→ **Extrait source**:
☆ ☆ ☆ ☆ ☆ ☆ ☆

Enfin, se pose la question des établissements privés sous contrat. Comment pourrait-on supprimer les signes religieux dans les écoles confessionnelles ? Faut-il considérer que les établissements privés sous contrat rendent un service public, puisqu’ils sont financés par l’Etat, de sorte que les enseignants et les élèves doivent respecter le principe de neutralité ? Les élèves de l’enseignement privé sous contrat ne pourraient-ils donc pas afficher leurs convictions religieuses ? Une loi sur la laïcité s’appliquerait-elle à tous les élèves, par souci d’équité envers les religions - dans la mesure où les musulmans n’ont pas encore d’écoles privées sous contrat -, ou bien serait-elle limitée à l’enseignement public ? Une autre difficulté surgit alors : que faire du régime spécifique des départements d’Alsace-Moselle ? Par conséquent, une loi sur les signes religieux dans les établissements scolaires poserait plus de difficultés qu’elle n’en résoudrait.
Nous préconisons tout d’abord de dresser un bilan, afin de connaître, à l’unité près, la situation dans les établissements scolaires. Il est manifeste que très peu d’élèves affichent des symboles religieux dans les écoles. Un interdit ne ferait-il pas croître le nombre d’écolières voilées ?
Ensuite, il faut donner aux équipes pédagogiques le soutien dont elles ont besoin ; nous devons être fermes sur les principes, pour que les chefs d’établissement puissent être souples sur le terrain. Il est essentiel que le texte élaboré soit pratique, c’est-à-dire qu’il soit aisément applicable, pour que les équipes enseignantes ne soient pas désemparées.
Enfin, nous voulons privilégier le règlement plutôt que la loi : il suffirait de reprendre la circulaire Bayrou de 1994, au besoin en y faisant quelques ajouts. Il y était déjà indiqué que les signes ostentatoires étaient en eux-mêmes des actes de prosélytisme. On pourrait ajouter que certains d’entre eux contreviennent en eux-mêmes aux principes qui fondent l’école de la république.

☆ ☆ ☆ ☆ ☆ ☆ ☆

→ **Défi 1**: Quelles mesures l'extrait sur la laïcité préconise-t-il, dans l'ordre où il les présente ?
→ **Défi 2**: Dans les entrées, substituez « Inglés X » à « Inglés IX » de la ligne contenant « 504, 780, 526] » jusqu'à celle contenant « 1096, 1044, 1212] », incluse, puis reproduisez uniquement ces lignes sans aucune autre modification.
L'extrait sur la laïcité et les entrées n'ont aucun rapport entre eux.

→ **Entrées à traiter**:
☆ ☆ ☆ ☆ ☆ ☆ ☆

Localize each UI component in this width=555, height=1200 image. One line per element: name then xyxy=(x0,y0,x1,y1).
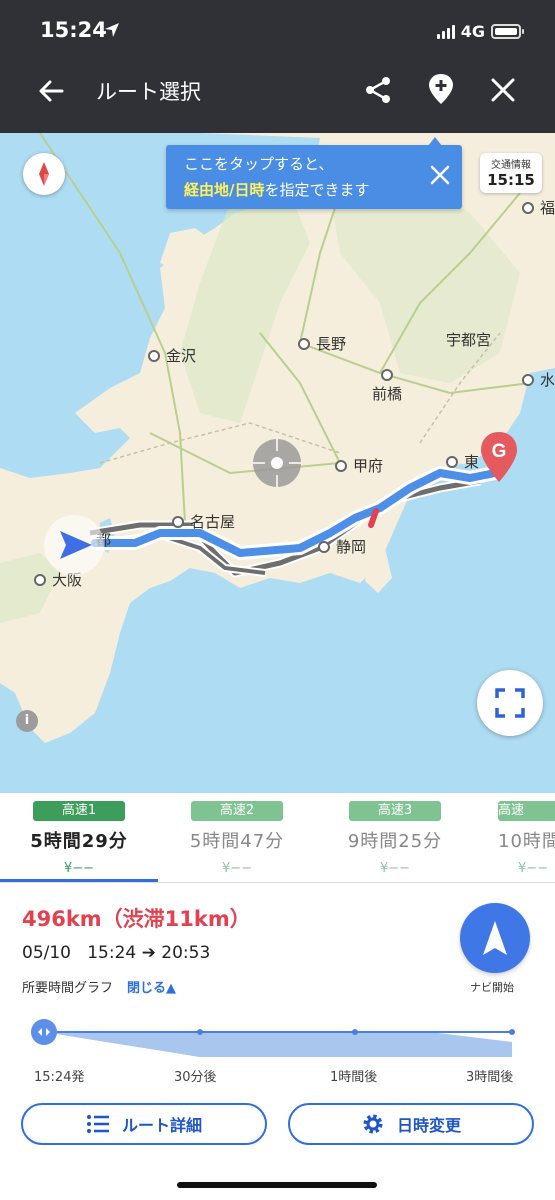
route-badge: 高速1 xyxy=(33,801,125,821)
route-tab-4[interactable]: 高速 10時間 ¥−− xyxy=(474,793,555,882)
route-fee: ¥−− xyxy=(518,861,549,876)
navi-start-button[interactable] xyxy=(460,903,530,973)
traffic-label: 交通情報 xyxy=(491,160,531,171)
signal-icon xyxy=(436,24,455,39)
top-bar: 15:24 4G ルート選択 xyxy=(0,0,555,133)
graph-tick-3: 3時間後 xyxy=(466,1070,514,1085)
location-arrow-icon xyxy=(105,23,119,37)
compass-icon[interactable] xyxy=(23,153,65,195)
navi-start-label: ナビ開始 xyxy=(470,981,514,994)
current-location-marker xyxy=(44,515,104,575)
route-distance: 496km（渋滞11km） xyxy=(22,907,251,931)
navigation-arrow-icon xyxy=(483,921,507,955)
arrive-time: 20:53 xyxy=(161,943,211,963)
route-fee: ¥−− xyxy=(221,861,253,876)
graph-header: 所要時間グラフ 閉じる▲ xyxy=(22,977,176,996)
page-title: ルート選択 xyxy=(96,80,201,104)
share-icon[interactable] xyxy=(362,74,394,106)
graph-tick-1: 30分後 xyxy=(174,1070,217,1085)
graph-label: 所要時間グラフ xyxy=(22,981,114,996)
info-icon[interactable]: i xyxy=(16,710,38,732)
status-time: 15:24 xyxy=(40,18,107,42)
city-tokyo: 東 xyxy=(446,451,479,472)
city-nagoya: 名古屋 xyxy=(172,511,235,532)
arrow-glyph: ➔ xyxy=(141,943,156,963)
header-row: ルート選択 xyxy=(0,66,555,114)
waypoint-tooltip[interactable]: ここをタップすると、 経由地/日時を指定できます xyxy=(166,137,462,209)
route-badge: 高速 xyxy=(498,801,555,821)
city-kofu: 甲府 xyxy=(335,455,383,476)
route-duration: 9時間25分 xyxy=(347,831,443,852)
network-type: 4G xyxy=(460,22,485,41)
route-fee: ¥−− xyxy=(379,861,411,876)
route-badge: 高速3 xyxy=(349,801,441,821)
route-date: 05/10 xyxy=(22,943,71,963)
travel-time-graph[interactable] xyxy=(30,1018,520,1064)
traffic-time: 15:15 xyxy=(487,171,535,189)
city-nagano: 長野 xyxy=(298,333,346,354)
fullscreen-icon[interactable] xyxy=(477,670,543,736)
city-maebashi: 前橋 xyxy=(372,369,402,404)
graph-tick-2: 1時間後 xyxy=(330,1070,378,1085)
route-tab-1[interactable]: 高速1 5時間29分 ¥−− xyxy=(0,793,158,882)
route-detail-panel: 496km（渋滞11km） 05/10 15:24 ➔ 20:53 所要時間グラ… xyxy=(0,883,555,1200)
route-tab-2[interactable]: 高速2 5時間47分 ¥−− xyxy=(158,793,316,882)
battery-icon xyxy=(491,24,524,39)
tooltip-close-icon[interactable] xyxy=(428,163,452,187)
route-times: 05/10 15:24 ➔ 20:53 xyxy=(22,943,210,963)
depart-time: 15:24 xyxy=(87,943,137,963)
datetime-change-button[interactable]: 日時変更 xyxy=(288,1103,534,1145)
city-utsunomiya: 宇都宮 xyxy=(446,331,492,349)
graph-close-link[interactable]: 閉じる▲ xyxy=(127,981,176,996)
tooltip-line2: 経由地/日時を指定できます xyxy=(184,181,370,199)
route-duration: 5時間47分 xyxy=(189,831,285,852)
tooltip-line1: ここをタップすると、 xyxy=(184,155,334,173)
status-indicators: 4G xyxy=(436,22,524,41)
map-view[interactable]: 金沢 長野 宇都宮 前橋 甲府 名古屋 静岡 大阪 都 東 福 水 G ここをタ… xyxy=(0,133,555,793)
gear-icon xyxy=(363,1114,383,1134)
city-kanazawa: 金沢 xyxy=(148,345,196,366)
close-icon[interactable] xyxy=(488,75,518,105)
route-fee: ¥−− xyxy=(63,861,95,876)
city-fukushima: 福 xyxy=(522,197,555,218)
add-waypoint-icon[interactable] xyxy=(425,72,457,106)
route-tab-3[interactable]: 高速3 9時間25分 ¥−− xyxy=(316,793,474,882)
graph-tick-0: 15:24発 xyxy=(34,1070,85,1085)
route-detail-button[interactable]: ルート詳細 xyxy=(21,1103,267,1145)
city-mito: 水 xyxy=(522,369,555,390)
back-arrow-icon[interactable] xyxy=(36,76,66,106)
list-icon xyxy=(86,1115,109,1133)
route-badge: 高速2 xyxy=(191,801,283,821)
goal-pin-icon[interactable]: G xyxy=(478,430,520,484)
city-shizuoka: 静岡 xyxy=(318,536,366,557)
route-duration: 5時間29分 xyxy=(30,831,128,852)
tooltip-pointer xyxy=(428,137,442,146)
svg-text:G: G xyxy=(492,441,507,462)
traffic-info-button[interactable]: 交通情報 15:15 xyxy=(480,153,542,193)
datetime-change-label: 日時変更 xyxy=(396,1116,461,1135)
route-duration: 10時間 xyxy=(498,831,555,852)
home-indicator xyxy=(177,1182,377,1188)
route-tabs: 高速1 5時間29分 ¥−− 高速2 5時間47分 ¥−− 高速3 9時間25分… xyxy=(0,793,555,883)
route-detail-label: ルート詳細 xyxy=(121,1116,202,1135)
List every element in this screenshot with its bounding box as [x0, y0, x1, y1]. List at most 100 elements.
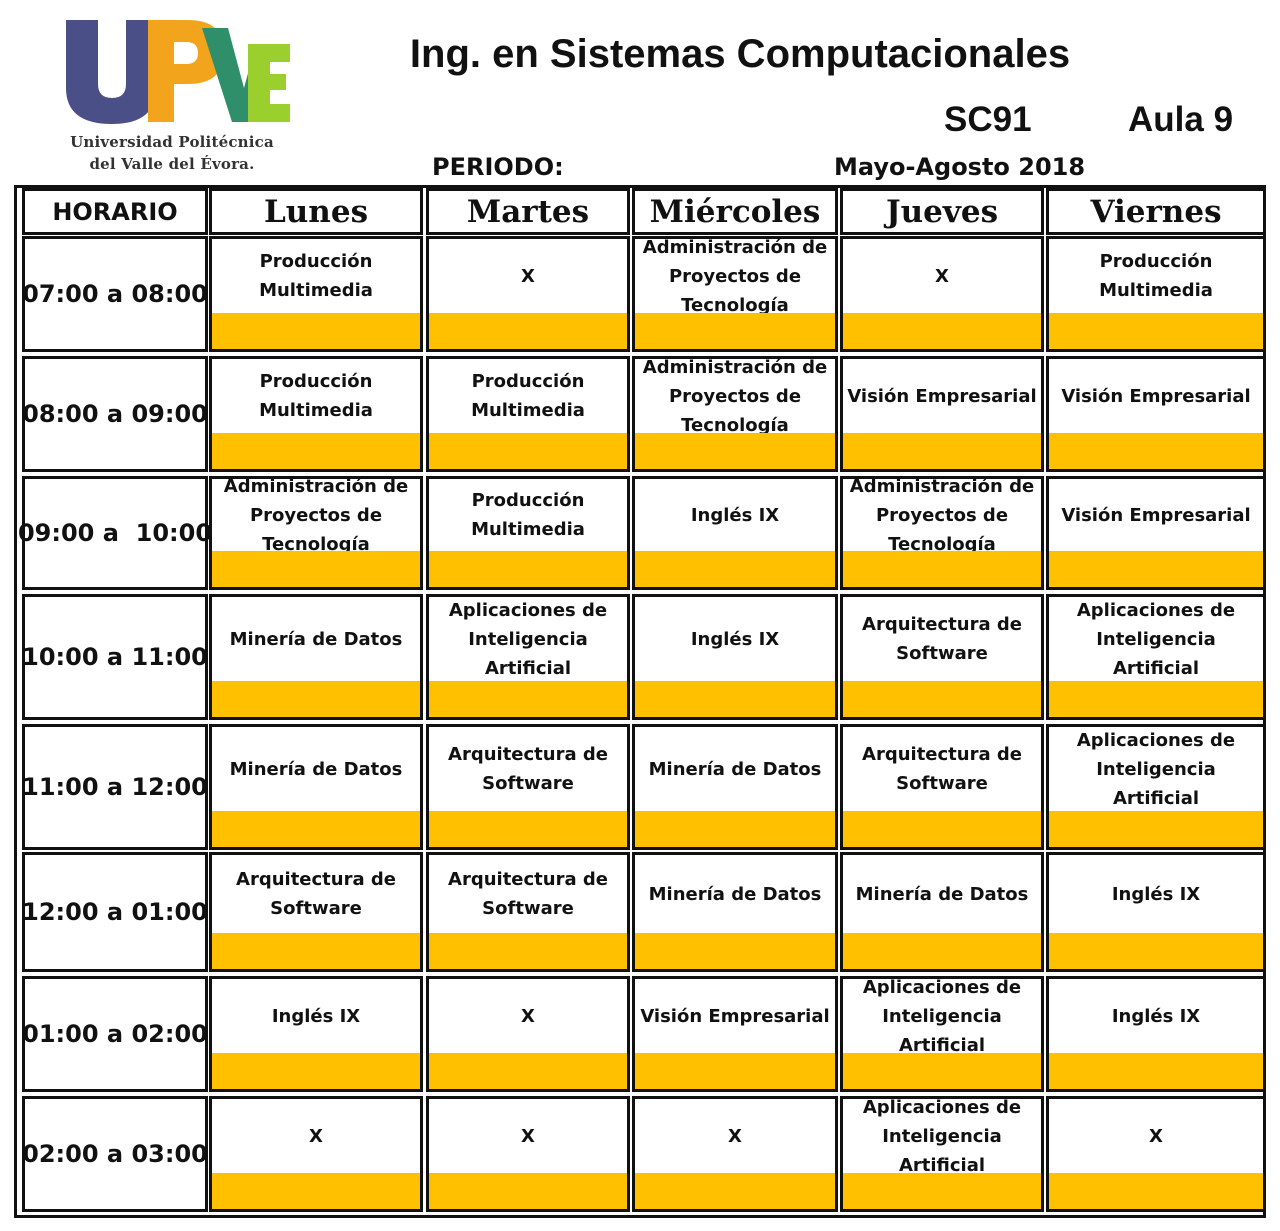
class-name: Inglés IX	[690, 504, 780, 526]
schedule-cell: X	[209, 1096, 423, 1212]
highlight-bar	[1049, 933, 1263, 969]
highlight-bar	[843, 313, 1041, 349]
highlight-bar	[212, 1173, 420, 1209]
class-name: Producción Multimedia	[259, 371, 373, 421]
class-name: Administración de Proyectos de Tecnologí…	[849, 476, 1035, 555]
highlight-bar	[212, 811, 420, 847]
schedule-cell: Producción Multimedia	[426, 476, 630, 590]
class-name: Arquitectura de Software	[236, 869, 396, 919]
header-horario: HORARIO	[22, 188, 208, 235]
schedule-cell: Administración de Proyectos de Tecnologí…	[840, 476, 1044, 590]
university-logo: Universidad Politécnica del Valle del Év…	[52, 14, 292, 179]
schedule-cell: Administración de Proyectos de Tecnologí…	[632, 236, 838, 352]
highlight-bar	[429, 1053, 627, 1089]
class-name: Inglés IX	[1111, 883, 1201, 905]
class-name: Producción Multimedia	[471, 371, 585, 421]
day-header-2: Martes	[426, 188, 630, 235]
schedule-cell: X	[840, 236, 1044, 352]
schedule-cell: Visión Empresarial	[1046, 476, 1266, 590]
schedule-cell: Administración de Proyectos de Tecnologí…	[632, 356, 838, 472]
schedule-cell: Inglés IX	[632, 476, 838, 590]
schedule-cell: Arquitectura de Software	[426, 852, 630, 972]
schedule-cell: X	[426, 1096, 630, 1212]
highlight-bar	[212, 313, 420, 349]
class-name: X	[728, 1125, 742, 1147]
class-name: Aplicaciones de Inteligencia Artificial	[1076, 599, 1236, 679]
university-name-line1: Universidad Politécnica	[70, 133, 274, 151]
day-header-4: Jueves	[840, 188, 1044, 235]
class-name: Aplicaciones de Inteligencia Artificial	[862, 976, 1022, 1056]
day-header-5: Viernes	[1046, 188, 1266, 235]
highlight-bar	[843, 1173, 1041, 1209]
schedule-cell: Aplicaciones de Inteligencia Artificial	[840, 1096, 1044, 1212]
schedule-cell: Visión Empresarial	[1046, 356, 1266, 472]
period-label: PERIODO:	[432, 153, 564, 181]
highlight-bar	[1049, 551, 1263, 587]
time-slot: 11:00 a 12:00	[22, 724, 208, 850]
schedule-cell: Arquitectura de Software	[840, 594, 1044, 720]
schedule-cell: Producción Multimedia	[426, 356, 630, 472]
schedule-cell: Minería de Datos	[632, 852, 838, 972]
highlight-bar	[1049, 1053, 1263, 1089]
schedule-cell: Minería de Datos	[632, 724, 838, 850]
highlight-bar	[1049, 433, 1263, 469]
day-header-1: Lunes	[209, 188, 423, 235]
class-name: X	[521, 265, 535, 287]
highlight-bar	[635, 1173, 835, 1209]
time-slot: 02:00 a 03:00	[22, 1096, 208, 1212]
class-name: Inglés IX	[690, 628, 780, 650]
highlight-bar	[1049, 681, 1263, 717]
schedule-cell: Aplicaciones de Inteligencia Artificial	[1046, 594, 1266, 720]
class-name: Inglés IX	[1111, 1005, 1201, 1027]
schedule-cell: X	[1046, 1096, 1266, 1212]
schedule-cell: X	[426, 236, 630, 352]
time-slot: 09:00 a 10:00	[18, 476, 212, 590]
schedule-cell: Arquitectura de Software	[426, 724, 630, 850]
class-name: Visión Empresarial	[1061, 385, 1251, 407]
highlight-bar	[212, 1053, 420, 1089]
schedule-cell: Minería de Datos	[209, 724, 423, 850]
schedule-cell: Producción Multimedia	[209, 236, 423, 352]
highlight-bar	[843, 551, 1041, 587]
class-name: Producción Multimedia	[259, 251, 373, 301]
highlight-bar	[635, 313, 835, 349]
class-name: X	[521, 1125, 535, 1147]
schedule-cell: Visión Empresarial	[632, 976, 838, 1092]
highlight-bar	[429, 933, 627, 969]
university-name-line2: del Valle del Évora.	[89, 155, 255, 173]
highlight-bar	[635, 551, 835, 587]
class-name: Administración de Proyectos de Tecnologí…	[642, 356, 828, 436]
period-value: Mayo-Agosto 2018	[834, 153, 1086, 181]
class-name: Administración de Proyectos de Tecnologí…	[642, 236, 828, 316]
class-name: Aplicaciones de Inteligencia Artificial	[448, 599, 608, 679]
schedule-cell: Producción Multimedia	[209, 356, 423, 472]
class-name: Minería de Datos	[229, 628, 403, 650]
highlight-bar	[843, 433, 1041, 469]
class-name: Aplicaciones de Inteligencia Artificial	[862, 1096, 1022, 1176]
highlight-bar	[429, 433, 627, 469]
class-name: X	[521, 1005, 535, 1027]
highlight-bar	[212, 433, 420, 469]
schedule-cell: Arquitectura de Software	[840, 724, 1044, 850]
schedule-cell: Inglés IX	[1046, 852, 1266, 972]
class-name: Administración de Proyectos de Tecnologí…	[223, 476, 409, 555]
class-name: Inglés IX	[271, 1005, 361, 1027]
class-name: Visión Empresarial	[640, 1005, 830, 1027]
highlight-bar	[429, 1173, 627, 1209]
schedule-cell: Aplicaciones de Inteligencia Artificial	[1046, 724, 1266, 850]
schedule-cell: Arquitectura de Software	[209, 852, 423, 972]
time-slot: 12:00 a 01:00	[22, 852, 208, 972]
schedule-cell: Visión Empresarial	[840, 356, 1044, 472]
highlight-bar	[429, 811, 627, 847]
schedule-cell: X	[426, 976, 630, 1092]
class-name: Producción Multimedia	[471, 490, 585, 540]
schedule-cell: Aplicaciones de Inteligencia Artificial	[426, 594, 630, 720]
class-name: X	[935, 265, 949, 287]
highlight-bar	[843, 681, 1041, 717]
class-name: Minería de Datos	[229, 758, 403, 780]
schedule-cell: Minería de Datos	[209, 594, 423, 720]
highlight-bar	[212, 933, 420, 969]
class-name: Minería de Datos	[648, 758, 822, 780]
highlight-bar	[429, 313, 627, 349]
highlight-bar	[212, 551, 420, 587]
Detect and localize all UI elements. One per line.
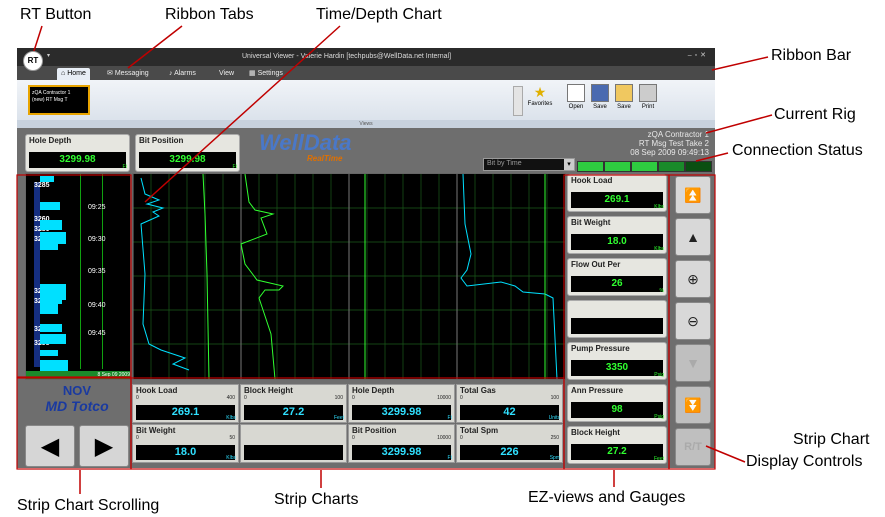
frame-ez-views <box>563 174 670 470</box>
leader-ribbon-tabs <box>127 25 183 69</box>
leader-current-rig <box>705 114 773 134</box>
leader-display-controls <box>705 445 746 463</box>
frame-scrolling <box>16 377 132 470</box>
callout-lines <box>16 25 773 494</box>
leader-connection-status <box>695 152 729 162</box>
frame-time-depth <box>16 174 132 378</box>
rt-button[interactable]: RT <box>23 51 43 71</box>
frame-display-controls <box>668 174 716 470</box>
frame-strip-charts <box>130 377 565 470</box>
leader-time-depth <box>144 25 341 203</box>
leader-rt-button <box>32 25 43 55</box>
leader-ribbon-bar <box>711 56 769 71</box>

☆ ☆ ☆ ☆ ☆ ☆ ☆

→ **Réponse rédigée 1**:
1. Dresser un bilan pour connaître, à l'unité près, la situation dans les établissements scolaires.
2. Donner aux équipes pédagogiques le soutien dont elles ont besoin, en étant fermes sur les principes pour que les chefs d'établissement puissent être souples sur le terrain.
3. Privilégier le règlement plutôt que la loi, en reprenant la circulaire Bayrou de 1994, au besoin avec quelques ajouts.

→ **Réponse rédigée 2**:
class-name: Inglés X	[690, 504, 780, 526]
schedule-cell: X	[209, 1096, 423, 1212]
highlight-bar	[1049, 933, 1263, 969]
highlight-bar	[843, 313, 1041, 349]
highlight-bar	[212, 1173, 420, 1209]
class-name: Producción Multimedia	[259, 371, 373, 421]
class-name: Administración de Proyectos de Tecnologí…	[849, 476, 1035, 555]
highlight-bar	[212, 811, 420, 847]
schedule-cell: Producción Multimedia	[426, 476, 630, 590]
class-name: Arquitectura de Software	[236, 869, 396, 919]
header-horario: HORARIO	[22, 188, 208, 235]
schedule-cell: Administración de Proyectos de Tecnologí…	[840, 476, 1044, 590]
university-logo: Universidad Politécnica del Valle del Év…	[52, 14, 292, 179]
schedule-cell: Administración de Proyectos de Tecnologí…	[632, 236, 838, 352]
highlight-bar	[429, 1053, 627, 1089]
class-name: Inglés X	[1111, 883, 1201, 905]
class-name: Producción Multimedia	[471, 371, 585, 421]
day-header-2: Martes	[426, 188, 630, 235]
schedule-cell: X	[840, 236, 1044, 352]
schedule-cell: Visión Empresarial	[1046, 476, 1266, 590]
schedule-cell: Administración de Proyectos de Tecnologí…	[632, 356, 838, 472]
schedule-cell: Inglés X	[632, 476, 838, 590]
schedule-cell: Arquitectura de Software	[426, 852, 630, 972]
schedule-cell: X	[426, 1096, 630, 1212]
highlight-bar	[212, 313, 420, 349]
class-name: X	[728, 1125, 742, 1147]
class-name: Aplicaciones de Inteligencia Artificial	[1076, 599, 1236, 679]
university-name-line1: Universidad Politécnica	[70, 133, 274, 151]
day-header-4: Jueves	[840, 188, 1044, 235]
class-name: Aplicaciones de Inteligencia Artificial	[862, 976, 1022, 1056]
day-header-5: Viernes	[1046, 188, 1266, 235]
highlight-bar	[843, 1173, 1041, 1209]
schedule-cell: Aplicaciones de Inteligencia Artificial	[840, 1096, 1044, 1212]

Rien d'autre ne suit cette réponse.